**** Dataset entries

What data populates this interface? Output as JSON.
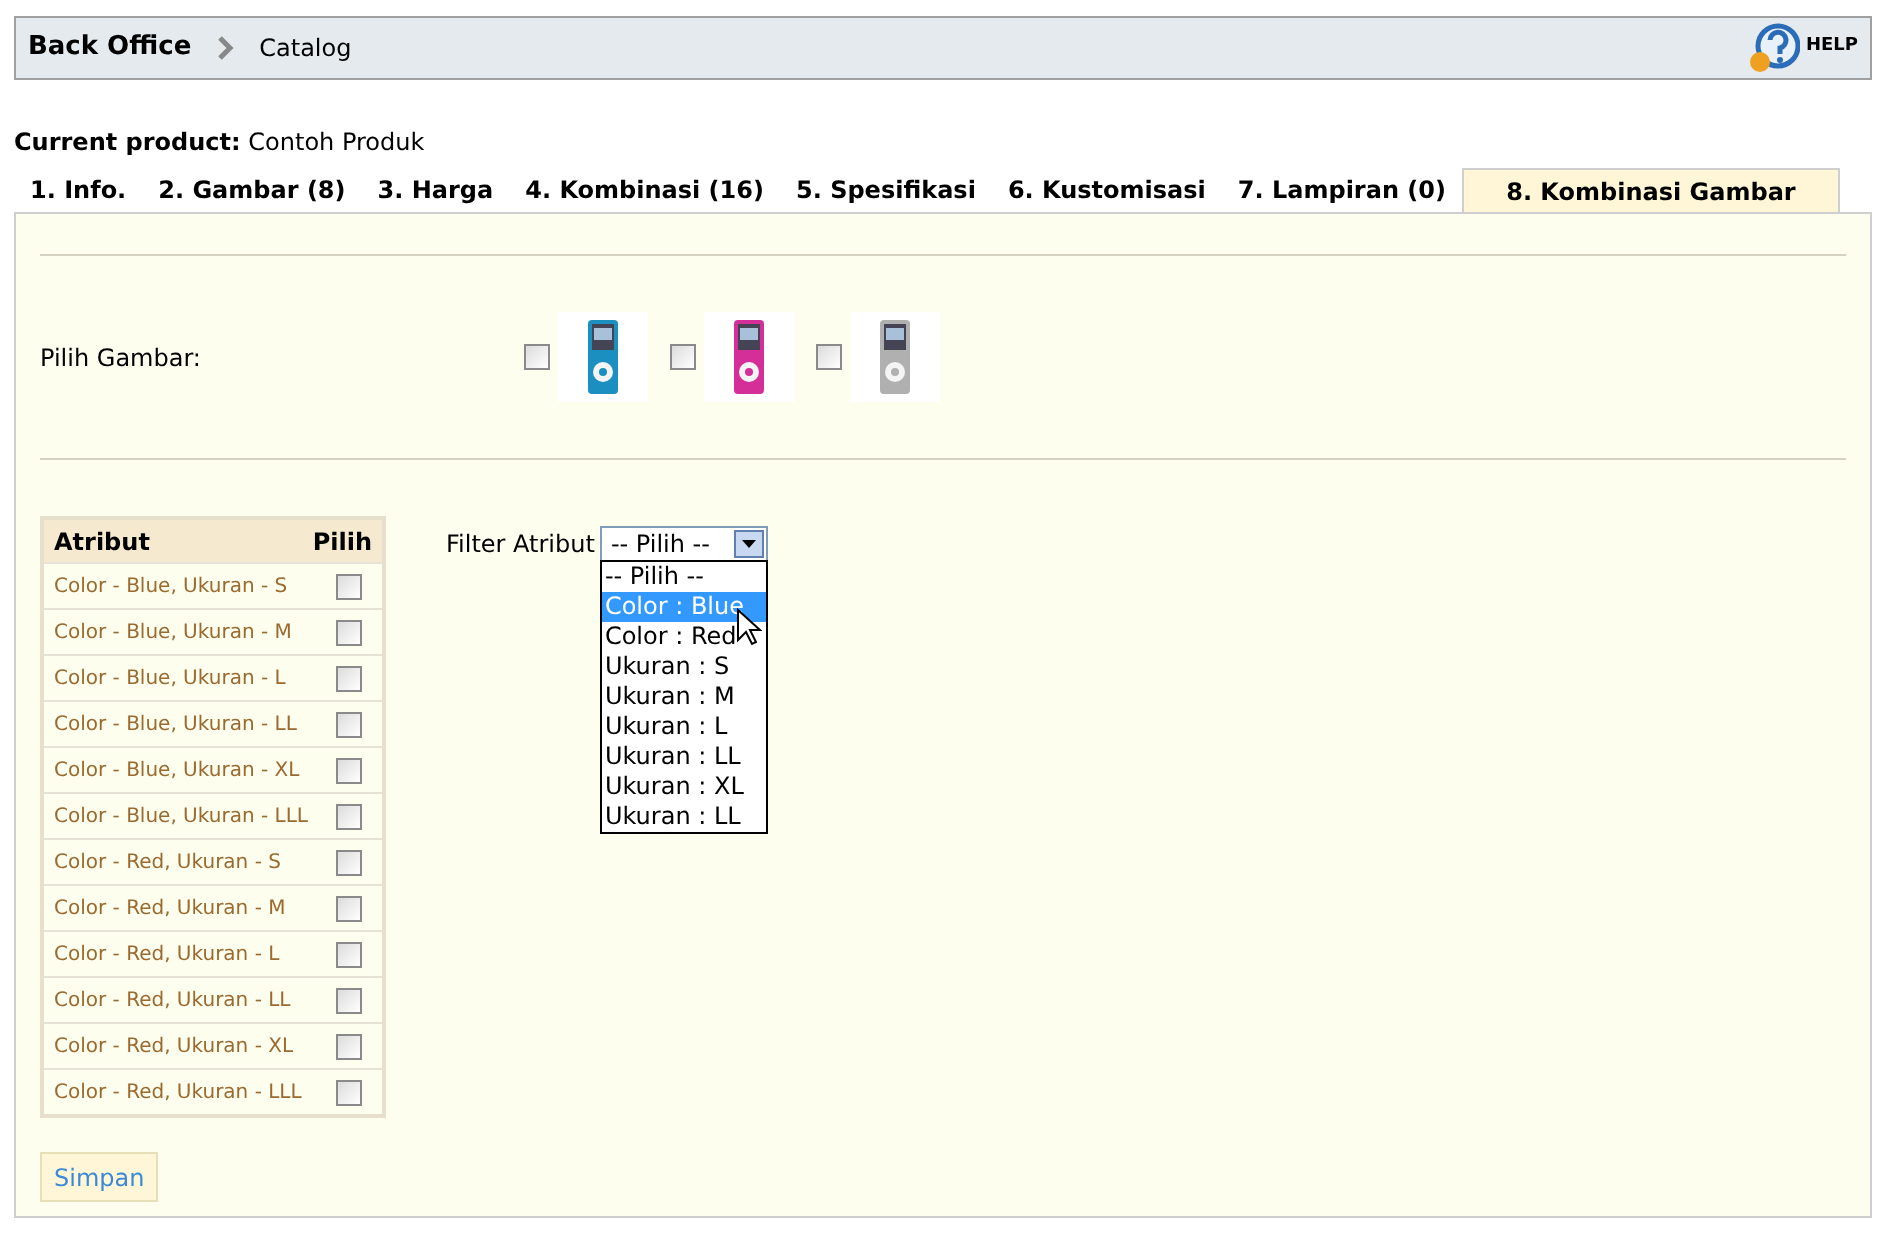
{
  "breadcrumb": {
    "items": [
      "Back Office",
      "Catalog"
    ],
    "help": "HELP"
  },
  "current_product": {
    "label": "Current product:",
    "value": "Contoh Produk"
  },
  "tabs": [
    {
      "label": "1. Info.",
      "selected": false
    },
    {
      "label": "2. Gambar (8)",
      "selected": false
    },
    {
      "label": "3. Harga",
      "selected": false
    },
    {
      "label": "4. Kombinasi (16)",
      "selected": false
    },
    {
      "label": "5. Spesifikasi",
      "selected": false
    },
    {
      "label": "6. Kustomisasi",
      "selected": false
    },
    {
      "label": "7. Lampiran (0)",
      "selected": false
    },
    {
      "label": "8. Kombinasi Gambar",
      "selected": true
    }
  ],
  "images": {
    "label": "Pilih Gambar:"
  },
  "table": {
    "columns": [
      "Atribut",
      "Pilih"
    ],
    "rows": [
      {
        "label": "Color - Blue, Ukuran - S",
        "checked": false
      },
      {
        "label": "Color - Blue, Ukuran - M",
        "checked": false
      },
      {
        "label": "Color - Blue, Ukuran - L",
        "checked": false
      },
      {
        "label": "Color - Blue, Ukuran - LL",
        "checked": false
      },
      {
        "label": "Color - Blue, Ukuran - XL",
        "checked": false
      },
      {
        "label": "Color - Blue, Ukuran - LLL",
        "checked": false
      },
      {
        "label": "Color - Red, Ukuran - S",
        "checked": false
      },
      {
        "label": "Color - Red, Ukuran - M",
        "checked": false
      },
      {
        "label": "Color - Red, Ukuran - L",
        "checked": false
      },
      {
        "label": "Color - Red, Ukuran - LL",
        "checked": false
      },
      {
        "label": "Color - Red, Ukuran - XL",
        "checked": false
      },
      {
        "label": "Color - Red, Ukuran - LLL",
        "checked": false
      }
    ]
  },
  "filter": {
    "label": "Filter Atribut",
    "value": "-- Pilih --",
    "expanded": true,
    "options": [
      {
        "label": "-- Pilih --",
        "highlighted": false
      },
      {
        "label": "Color : Blue",
        "highlighted": true
      },
      {
        "label": "Color : Red",
        "highlighted": false
      },
      {
        "label": "Ukuran : S",
        "highlighted": false
      },
      {
        "label": "Ukuran : M",
        "highlighted": false
      },
      {
        "label": "Ukuran : L",
        "highlighted": false
      },
      {
        "label": "Ukuran : LL",
        "highlighted": false
      },
      {
        "label": "Ukuran : XL",
        "highlighted": false
      },
      {
        "label": "Ukuran : LL",
        "highlighted": false
      }
    ]
  },
  "save_button": "Simpan"
}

********

== Problem description ==
Return each line of the data, keeping its wording exact and omitting pictures.

== Response ==
What data populates this interface? Output as JSON.
{
  "breadcrumb": {
    "items": [
      "Back Office",
      "Catalog"
    ],
    "help": "HELP"
  },
  "current_product": {
    "label": "Current product:",
    "value": "Contoh Produk"
  },
  "tabs": [
    {
      "label": "1. Info.",
      "selected": false
    },
    {
      "label": "2. Gambar (8)",
      "selected": false
    },
    {
      "label": "3. Harga",
      "selected": false
    },
    {
      "label": "4. Kombinasi (16)",
      "selected": false
    },
    {
      "label": "5. Spesifikasi",
      "selected": false
    },
    {
      "label": "6. Kustomisasi",
      "selected": false
    },
    {
      "label": "7. Lampiran (0)",
      "selected": false
    },
    {
      "label": "8. Kombinasi Gambar",
      "selected": true
    }
  ],
  "images": {
    "label": "Pilih Gambar:"
  },
  "table": {
    "columns": [
      "Atribut",
      "Pilih"
    ],
    "rows": [
      {
        "label": "Color - Blue, Ukuran - S",
        "checked": false
      },
      {
        "label": "Color - Blue, Ukuran - M",
        "checked": false
      },
      {
        "label": "Color - Blue, Ukuran - L",
        "checked": false
      },
      {
        "label": "Color - Blue, Ukuran - LL",
        "checked": false
      },
      {
        "label": "Color - Blue, Ukuran - XL",
        "checked": false
      },
      {
        "label": "Color - Blue, Ukuran - LLL",
        "checked": false
      },
      {
        "label": "Color - Red, Ukuran - S",
        "checked": false
      },
      {
        "label": "Color - Red, Ukuran - M",
        "checked": false
      },
      {
        "label": "Color - Red, Ukuran - L",
        "checked": false
      },
      {
        "label": "Color - Red, Ukuran - LL",
        "checked": false
      },
      {
        "label": "Color - Red, Ukuran - XL",
        "checked": false
      },
      {
        "label": "Color - Red, Ukuran - LLL",
        "checked": false
      }
    ]
  },
  "filter": {
    "label": "Filter Atribut",
    "value": "-- Pilih --",
    "expanded": true,
    "options": [
      {
        "label": "-- Pilih --",
        "highlighted": false
      },
      {
        "label": "Color : Blue",
        "highlighted": true
      },
      {
        "label": "Color : Red",
        "highlighted": false
      },
      {
        "label": "Ukuran : S",
        "highlighted": false
      },
      {
        "label": "Ukuran : M",
        "highlighted": false
      },
      {
        "label": "Ukuran : L",
        "highlighted": false
      },
      {
        "label": "Ukuran : LL",
        "highlighted": false
      },
      {
        "label": "Ukuran : XL",
        "highlighted": false
      },
      {
        "label": "Ukuran : LL",
        "highlighted": false
      }
    ]
  },
  "save_button": "Simpan"
}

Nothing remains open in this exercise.